--- Begin Data for this task ---

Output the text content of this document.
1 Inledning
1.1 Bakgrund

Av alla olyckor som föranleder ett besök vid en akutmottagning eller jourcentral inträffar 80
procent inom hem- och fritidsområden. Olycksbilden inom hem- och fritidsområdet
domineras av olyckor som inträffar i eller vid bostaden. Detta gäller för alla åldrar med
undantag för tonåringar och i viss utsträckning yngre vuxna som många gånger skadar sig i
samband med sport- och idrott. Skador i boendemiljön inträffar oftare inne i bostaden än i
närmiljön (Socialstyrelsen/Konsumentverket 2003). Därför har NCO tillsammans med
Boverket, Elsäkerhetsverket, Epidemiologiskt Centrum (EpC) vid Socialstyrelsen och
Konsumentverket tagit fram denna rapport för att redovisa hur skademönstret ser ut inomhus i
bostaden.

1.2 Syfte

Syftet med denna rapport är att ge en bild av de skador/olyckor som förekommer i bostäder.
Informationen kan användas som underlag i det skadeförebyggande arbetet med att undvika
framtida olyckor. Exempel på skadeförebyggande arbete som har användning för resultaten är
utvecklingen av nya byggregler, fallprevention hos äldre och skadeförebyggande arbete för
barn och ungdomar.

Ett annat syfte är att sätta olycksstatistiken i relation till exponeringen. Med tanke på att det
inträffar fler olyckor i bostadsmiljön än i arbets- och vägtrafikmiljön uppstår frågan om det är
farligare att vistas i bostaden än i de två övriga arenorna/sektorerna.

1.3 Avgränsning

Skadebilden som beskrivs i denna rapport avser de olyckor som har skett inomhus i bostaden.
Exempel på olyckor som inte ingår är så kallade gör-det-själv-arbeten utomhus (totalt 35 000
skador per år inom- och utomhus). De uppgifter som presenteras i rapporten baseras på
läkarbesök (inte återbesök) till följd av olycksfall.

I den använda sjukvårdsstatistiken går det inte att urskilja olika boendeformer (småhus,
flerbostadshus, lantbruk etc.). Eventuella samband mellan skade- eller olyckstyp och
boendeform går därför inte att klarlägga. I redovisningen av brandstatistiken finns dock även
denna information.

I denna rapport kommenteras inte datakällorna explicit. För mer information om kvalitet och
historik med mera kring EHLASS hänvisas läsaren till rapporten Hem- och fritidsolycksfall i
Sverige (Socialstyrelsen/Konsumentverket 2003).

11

--- End Data for this task ---

▸ Task instructions: All the data must be duplicated exactly, with nothing added or removed.

▸ Answer in full:
Output the text content of this document.
1 Inledning
1.1 Bakgrund

Av alla olyckor som föranleder ett besök vid en akutmottagning eller jourcentral inträffar 80
procent inom hem- och fritidsområden. Olycksbilden inom hem- och fritidsområdet
domineras av olyckor som inträffar i eller vid bostaden. Detta gäller för alla åldrar med
undantag för tonåringar och i viss utsträckning yngre vuxna som många gånger skadar sig i
samband med sport- och idrott. Skador i boendemiljön inträffar oftare inne i bostaden än i
närmiljön (Socialstyrelsen/Konsumentverket 2003). Därför har NCO tillsammans med
Boverket, Elsäkerhetsverket, Epidemiologiskt Centrum (EpC) vid Socialstyrelsen och
Konsumentverket tagit fram denna rapport för att redovisa hur skademönstret ser ut inomhus i
bostaden.

1.2 Syfte

Syftet med denna rapport är att ge en bild av de skador/olyckor som förekommer i bostäder.
Informationen kan användas som underlag i det skadeförebyggande arbetet med att undvika
framtida olyckor. Exempel på skadeförebyggande arbete som har användning för resultaten är
utvecklingen av nya byggregler, fallprevention hos äldre och skadeförebyggande arbete för
barn och ungdomar.

Ett annat syfte är att sätta olycksstatistiken i relation till exponeringen. Med tanke på att det
inträffar fler olyckor i bostadsmiljön än i arbets- och vägtrafikmiljön uppstår frågan om det är
farligare att vistas i bostaden än i de två övriga arenorna/sektorerna.

1.3 Avgränsning

Skadebilden som beskrivs i denna rapport avser de olyckor som har skett inomhus i bostaden.
Exempel på olyckor som inte ingår är så kallade gör-det-själv-arbeten utomhus (totalt 35 000
skador per år inom- och utomhus). De uppgifter som presenteras i rapporten baseras på
läkarbesök (inte återbesök) till följd av olycksfall.

I den använda sjukvårdsstatistiken går det inte att urskilja olika boendeformer (småhus,
flerbostadshus, lantbruk etc.). Eventuella samband mellan skade- eller olyckstyp och
boendeform går därför inte att klarlägga. I redovisningen av brandstatistiken finns dock även
denna information.

I denna rapport kommenteras inte datakällorna explicit. För mer information om kvalitet och
historik med mera kring EHLASS hänvisas läsaren till rapporten Hem- och fritidsolycksfall i
Sverige (Socialstyrelsen/Konsumentverket 2003).

11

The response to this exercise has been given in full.